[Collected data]
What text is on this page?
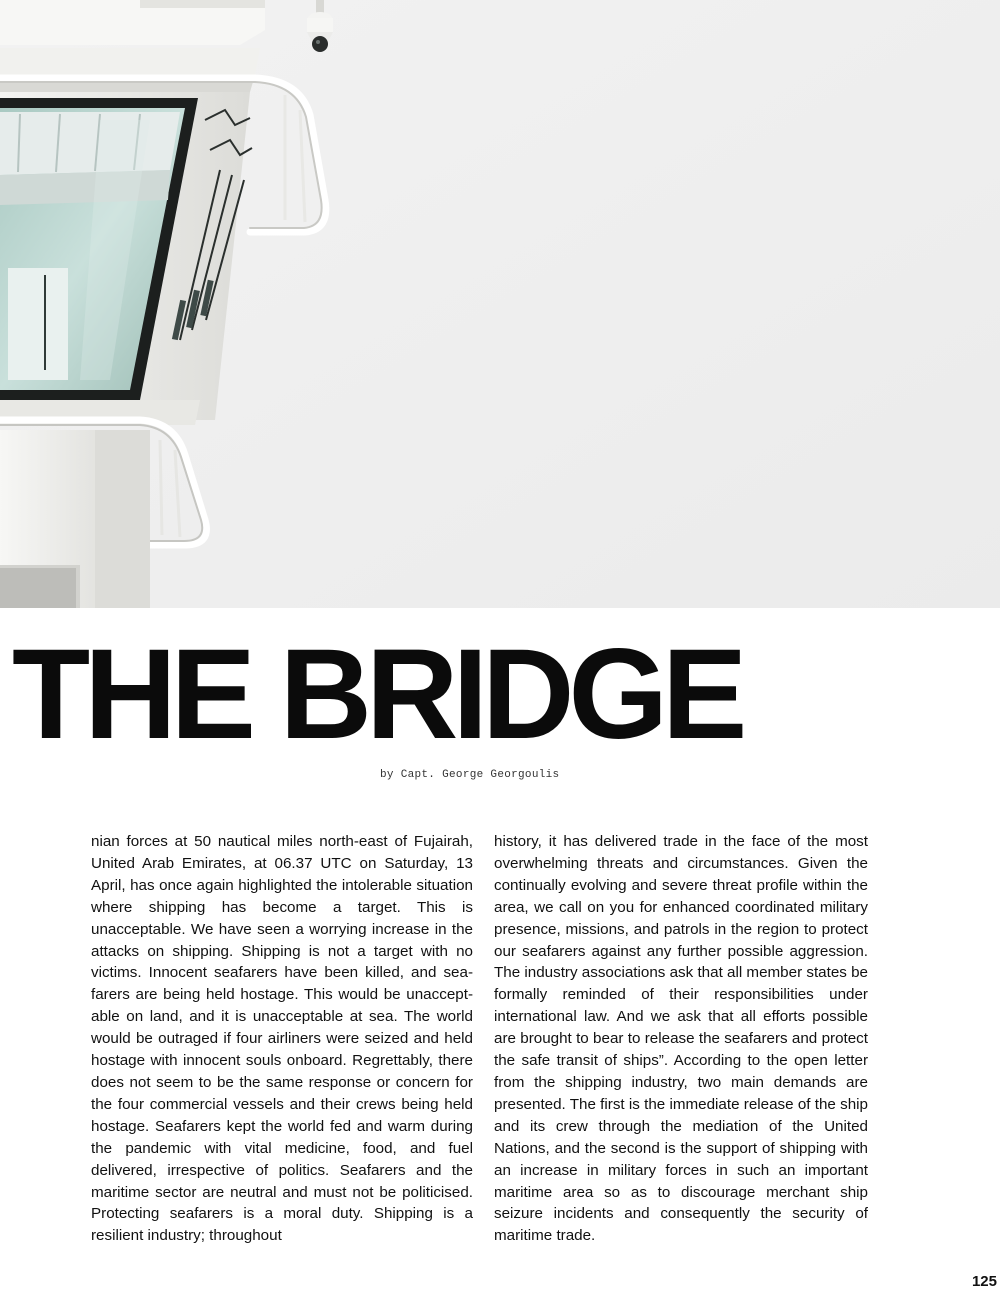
THE BRIDGE
by Capt. George Georgoulis

nian forces at 50 nautical miles north-east of Fujairah, United Arab Emirates, at 06.37 UTC on Saturday, 13 April, has once again highlighted the intolerable situation where shipping has become a target. This is unacceptable. We have seen a worrying increase in the attacks on shipping. Shipping is not a target with no victims. Innocent seafarers have been killed, and seafarers are being held hostage. This would be unacceptable on land, and it is unacceptable at sea. The world would be outraged if four airliners were seized and held hostage with innocent souls onboard. Regrettably, there does not seem to be the same response or concern for the four commercial vessels and their crews being held hostage. Seafarers kept the world fed and warm during the pandemic with vital medicine, food, and fuel delivered, irrespective of politics. Seafarers and the maritime sector are neutral and must not be politicised. Protecting seafarers is a moral duty. Shipping is a resilient industry; throughout

history, it has delivered trade in the face of the most overwhelming threats and circumstances. Given the continually evolving and severe threat profile within the area, we call on you for enhanced coordinated military presence, missions, and patrols in the region to protect our seafarers against any further possible aggression. The industry associations ask that all member states be formally reminded of their responsibilities under international law. And we ask that all efforts possible are brought to bear to release the seafarers and protect the safe transit of ships”. According to the open letter from the shipping industry, two main demands are presented. The first is the immediate release of the ship and its crew through the mediation of the United Nations, and the second is the support of shipping with an increase in military forces in such an important maritime area so as to discourage merchant ship seizure incidents and consequently the security of maritime trade.

125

**To do**
Leave every image out, and retype the material exactly.

**The completed task**
What text is on this page?
THE BRIDGE
by Capt. George Georgoulis

nian forces at 50 nautical miles north-east of Fujairah, United Arab Emirates, at 06.37 UTC on Saturday, 13 April, has once again highlighted the intolerable situation where shipping has become a target. This is unacceptable. We have seen a worrying increase in the attacks on shipping. Shipping is not a target with no victims. Innocent seafarers have been killed, and seafarers are being held hostage. This would be unacceptable on land, and it is unacceptable at sea. The world would be outraged if four airliners were seized and held hostage with innocent souls onboard. Regrettably, there does not seem to be the same response or concern for the four commercial vessels and their crews being held hostage. Seafarers kept the world fed and warm during the pandemic with vital medicine, food, and fuel delivered, irrespective of politics. Seafarers and the maritime sector are neutral and must not be politicised. Protecting seafarers is a moral duty. Shipping is a resilient industry; throughout

history, it has delivered trade in the face of the most overwhelming threats and circumstances. Given the continually evolving and severe threat profile within the area, we call on you for enhanced coordinated military presence, missions, and patrols in the region to protect our seafarers against any further possible aggression. The industry associations ask that all member states be formally reminded of their responsibilities under international law. And we ask that all efforts possible are brought to bear to release the seafarers and protect the safe transit of ships”. According to the open letter from the shipping industry, two main demands are presented. The first is the immediate release of the ship and its crew through the mediation of the United Nations, and the second is the support of shipping with an increase in military forces in such an important maritime area so as to discourage merchant ship seizure incidents and consequently the security of maritime trade.

125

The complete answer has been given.